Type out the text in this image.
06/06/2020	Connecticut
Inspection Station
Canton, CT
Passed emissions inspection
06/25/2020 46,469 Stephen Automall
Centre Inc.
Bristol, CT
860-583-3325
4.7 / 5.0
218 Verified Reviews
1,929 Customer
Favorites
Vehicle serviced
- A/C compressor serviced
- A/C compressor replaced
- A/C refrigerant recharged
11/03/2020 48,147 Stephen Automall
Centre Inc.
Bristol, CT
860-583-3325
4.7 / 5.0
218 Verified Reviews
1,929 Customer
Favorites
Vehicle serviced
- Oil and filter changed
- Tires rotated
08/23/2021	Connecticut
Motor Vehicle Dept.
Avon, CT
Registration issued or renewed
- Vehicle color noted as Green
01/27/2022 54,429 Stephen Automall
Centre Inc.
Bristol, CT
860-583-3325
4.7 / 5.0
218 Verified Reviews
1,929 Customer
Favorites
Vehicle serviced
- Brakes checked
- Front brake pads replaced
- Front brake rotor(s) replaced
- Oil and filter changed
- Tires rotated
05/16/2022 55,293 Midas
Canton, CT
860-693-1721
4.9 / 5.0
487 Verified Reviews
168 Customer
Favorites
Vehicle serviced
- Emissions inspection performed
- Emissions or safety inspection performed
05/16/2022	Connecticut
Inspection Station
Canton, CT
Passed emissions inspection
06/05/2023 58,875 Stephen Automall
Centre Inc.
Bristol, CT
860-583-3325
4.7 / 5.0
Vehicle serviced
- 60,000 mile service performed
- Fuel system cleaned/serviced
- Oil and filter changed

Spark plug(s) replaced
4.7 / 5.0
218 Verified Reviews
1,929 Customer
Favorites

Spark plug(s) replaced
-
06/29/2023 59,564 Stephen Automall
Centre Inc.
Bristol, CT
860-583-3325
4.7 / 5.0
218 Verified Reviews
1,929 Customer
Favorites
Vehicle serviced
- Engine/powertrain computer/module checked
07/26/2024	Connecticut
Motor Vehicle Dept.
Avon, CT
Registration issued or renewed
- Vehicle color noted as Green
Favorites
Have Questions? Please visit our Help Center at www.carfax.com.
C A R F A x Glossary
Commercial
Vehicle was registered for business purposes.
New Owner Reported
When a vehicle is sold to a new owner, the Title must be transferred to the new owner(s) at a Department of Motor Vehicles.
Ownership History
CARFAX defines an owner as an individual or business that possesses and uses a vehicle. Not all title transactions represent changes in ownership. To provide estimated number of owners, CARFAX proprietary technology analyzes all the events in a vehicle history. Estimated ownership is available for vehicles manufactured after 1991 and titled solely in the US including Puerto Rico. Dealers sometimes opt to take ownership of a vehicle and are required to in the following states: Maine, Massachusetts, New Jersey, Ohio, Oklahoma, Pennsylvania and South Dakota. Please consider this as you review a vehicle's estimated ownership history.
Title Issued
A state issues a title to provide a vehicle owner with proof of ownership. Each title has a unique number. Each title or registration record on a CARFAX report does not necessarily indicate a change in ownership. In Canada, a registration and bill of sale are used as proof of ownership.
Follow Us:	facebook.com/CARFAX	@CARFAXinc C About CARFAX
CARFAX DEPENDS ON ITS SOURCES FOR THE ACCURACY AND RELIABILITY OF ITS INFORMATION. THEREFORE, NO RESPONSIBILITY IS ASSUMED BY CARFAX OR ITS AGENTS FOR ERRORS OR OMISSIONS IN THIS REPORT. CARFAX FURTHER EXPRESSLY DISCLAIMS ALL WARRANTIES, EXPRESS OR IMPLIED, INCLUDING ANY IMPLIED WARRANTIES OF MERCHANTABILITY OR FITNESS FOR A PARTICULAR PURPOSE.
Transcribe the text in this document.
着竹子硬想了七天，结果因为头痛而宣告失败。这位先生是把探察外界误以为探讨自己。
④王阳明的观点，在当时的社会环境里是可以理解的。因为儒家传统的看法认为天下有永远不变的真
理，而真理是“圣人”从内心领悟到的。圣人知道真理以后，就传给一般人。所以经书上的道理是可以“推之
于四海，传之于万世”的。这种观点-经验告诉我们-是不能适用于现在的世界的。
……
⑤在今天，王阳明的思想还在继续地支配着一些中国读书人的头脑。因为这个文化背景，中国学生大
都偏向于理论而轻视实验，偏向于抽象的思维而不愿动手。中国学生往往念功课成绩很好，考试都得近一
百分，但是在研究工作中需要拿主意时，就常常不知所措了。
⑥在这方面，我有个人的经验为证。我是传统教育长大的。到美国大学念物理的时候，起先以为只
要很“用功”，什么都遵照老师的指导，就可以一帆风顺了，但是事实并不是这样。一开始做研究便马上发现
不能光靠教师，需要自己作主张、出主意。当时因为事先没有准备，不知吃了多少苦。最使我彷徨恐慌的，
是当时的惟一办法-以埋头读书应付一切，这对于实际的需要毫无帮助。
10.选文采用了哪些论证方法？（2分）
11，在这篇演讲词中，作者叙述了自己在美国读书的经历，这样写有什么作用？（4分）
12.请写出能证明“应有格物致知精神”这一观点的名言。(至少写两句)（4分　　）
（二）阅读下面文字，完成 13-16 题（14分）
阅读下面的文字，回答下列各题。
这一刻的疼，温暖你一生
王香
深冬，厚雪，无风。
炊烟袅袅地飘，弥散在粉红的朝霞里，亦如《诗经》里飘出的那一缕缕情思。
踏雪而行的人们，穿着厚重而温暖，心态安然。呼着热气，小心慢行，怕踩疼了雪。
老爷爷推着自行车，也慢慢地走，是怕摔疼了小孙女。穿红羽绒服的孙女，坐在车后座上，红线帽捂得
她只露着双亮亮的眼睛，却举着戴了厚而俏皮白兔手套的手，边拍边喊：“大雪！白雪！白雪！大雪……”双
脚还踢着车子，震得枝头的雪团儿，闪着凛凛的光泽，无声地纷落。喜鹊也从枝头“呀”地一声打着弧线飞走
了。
○ ○ ○ ○ ○
- Written instruction:
Extract the whole listing, character for character.

- Exercise answer:
Type out the text in this image.
06/06/2020	Connecticut
Inspection Station
Canton, CT
Passed emissions inspection
06/25/2020 46,469 Stephen Automall
Centre Inc.
Bristol, CT
860-583-3325
4.7 / 5.0
218 Verified Reviews
1,929 Customer
Favorites
Vehicle serviced
- A/C compressor serviced
- A/C compressor replaced
- A/C refrigerant recharged
11/03/2020 48,147 Stephen Automall
Centre Inc.
Bristol, CT
860-583-3325
4.7 / 5.0
218 Verified Reviews
1,929 Customer
Favorites
Vehicle serviced
- Oil and filter changed
- Tires rotated
08/23/2021	Connecticut
Motor Vehicle Dept.
Avon, CT
Registration issued or renewed
- Vehicle color noted as Green
01/27/2022 54,429 Stephen Automall
Centre Inc.
Bristol, CT
860-583-3325
4.7 / 5.0
218 Verified Reviews
1,929 Customer
Favorites
Vehicle serviced
- Brakes checked
- Front brake pads replaced
- Front brake rotor(s) replaced
- Oil and filter changed
- Tires rotated
05/16/2022 55,293 Midas
Canton, CT
860-693-1721
4.9 / 5.0
487 Verified Reviews
168 Customer
Favorites
Vehicle serviced
- Emissions inspection performed
- Emissions or safety inspection performed
05/16/2022	Connecticut
Inspection Station
Canton, CT
Passed emissions inspection
06/05/2023 58,875 Stephen Automall
Centre Inc.
Bristol, CT
860-583-3325
4.7 / 5.0
Vehicle serviced
- 60,000 mile service performed
- Fuel system cleaned/serviced
- Oil and filter changed

Spark plug(s) replaced
4.7 / 5.0
218 Verified Reviews
1,929 Customer
Favorites

Spark plug(s) replaced
-
06/29/2023 59,564 Stephen Automall
Centre Inc.
Bristol, CT
860-583-3325
4.7 / 5.0
218 Verified Reviews
1,929 Customer
Favorites
Vehicle serviced
- Engine/powertrain computer/module checked
07/26/2024	Connecticut
Motor Vehicle Dept.
Avon, CT
Registration issued or renewed
- Vehicle color noted as Green
Favorites
Have Questions? Please visit our Help Center at www.carfax.com.
C A R F A x Glossary
Commercial
Vehicle was registered for business purposes.
New Owner Reported
When a vehicle is sold to a new owner, the Title must be transferred to the new owner(s) at a Department of Motor Vehicles.
Ownership History
CARFAX defines an owner as an individual or business that possesses and uses a vehicle. Not all title transactions represent changes in ownership. To provide estimated number of owners, CARFAX proprietary technology analyzes all the events in a vehicle history. Estimated ownership is available for vehicles manufactured after 1991 and titled solely in the US including Puerto Rico. Dealers sometimes opt to take ownership of a vehicle and are required to in the following states: Maine, Massachusetts, New Jersey, Ohio, Oklahoma, Pennsylvania and South Dakota. Please consider this as you review a vehicle's estimated ownership history.
Title Issued
A state issues a title to provide a vehicle owner with proof of ownership. Each title has a unique number. Each title or registration record on a CARFAX report does not necessarily indicate a change in ownership. In Canada, a registration and bill of sale are used as proof of ownership.
Follow Us:	facebook.com/CARFAX	@CARFAXinc C About CARFAX
CARFAX DEPENDS ON ITS SOURCES FOR THE ACCURACY AND RELIABILITY OF ITS INFORMATION. THEREFORE, NO RESPONSIBILITY IS ASSUMED BY CARFAX OR ITS AGENTS FOR ERRORS OR OMISSIONS IN THIS REPORT. CARFAX FURTHER EXPRESSLY DISCLAIMS ALL WARRANTIES, EXPRESS OR IMPLIED, INCLUDING ANY IMPLIED WARRANTIES OF MERCHANTABILITY OR FITNESS FOR A PARTICULAR PURPOSE.
Transcribe the text in this document.
着竹子硬想了七天，结果因为头痛而宣告失败。这位先生是把探察外界误以为探讨自己。
④王阳明的观点，在当时的社会环境里是可以理解的。因为儒家传统的看法认为天下有永远不变的真
理，而真理是“圣人”从内心领悟到的。圣人知道真理以后，就传给一般人。所以经书上的道理是可以“推之
于四海，传之于万世”的。这种观点-经验告诉我们-是不能适用于现在的世界的。
……
⑤在今天，王阳明的思想还在继续地支配着一些中国读书人的头脑。因为这个文化背景，中国学生大
都偏向于理论而轻视实验，偏向于抽象的思维而不愿动手。中国学生往往念功课成绩很好，考试都得近一
百分，但是在研究工作中需要拿主意时，就常常不知所措了。
⑥在这方面，我有个人的经验为证。我是传统教育长大的。到美国大学念物理的时候，起先以为只
要很“用功”，什么都遵照老师的指导，就可以一帆风顺了，但是事实并不是这样。一开始做研究便马上发现
不能光靠教师，需要自己作主张、出主意。当时因为事先没有准备，不知吃了多少苦。最使我彷徨恐慌的，
是当时的惟一办法-以埋头读书应付一切，这对于实际的需要毫无帮助。
10.选文采用了哪些论证方法？（2分）
11，在这篇演讲词中，作者叙述了自己在美国读书的经历，这样写有什么作用？（4分）
12.请写出能证明“应有格物致知精神”这一观点的名言。(至少写两句)（4分　　）
（二）阅读下面文字，完成 13-16 题（14分）
阅读下面的文字，回答下列各题。
这一刻的疼，温暖你一生
王香
深冬，厚雪，无风。
炊烟袅袅地飘，弥散在粉红的朝霞里，亦如《诗经》里飘出的那一缕缕情思。
踏雪而行的人们，穿着厚重而温暖，心态安然。呼着热气，小心慢行，怕踩疼了雪。
老爷爷推着自行车，也慢慢地走，是怕摔疼了小孙女。穿红羽绒服的孙女，坐在车后座上，红线帽捂得
她只露着双亮亮的眼睛，却举着戴了厚而俏皮白兔手套的手，边拍边喊：“大雪！白雪！白雪！大雪……”双
脚还踢着车子，震得枝头的雪团儿，闪着凛凛的光泽，无声地纷落。喜鹊也从枝头“呀”地一声打着弧线飞走
了。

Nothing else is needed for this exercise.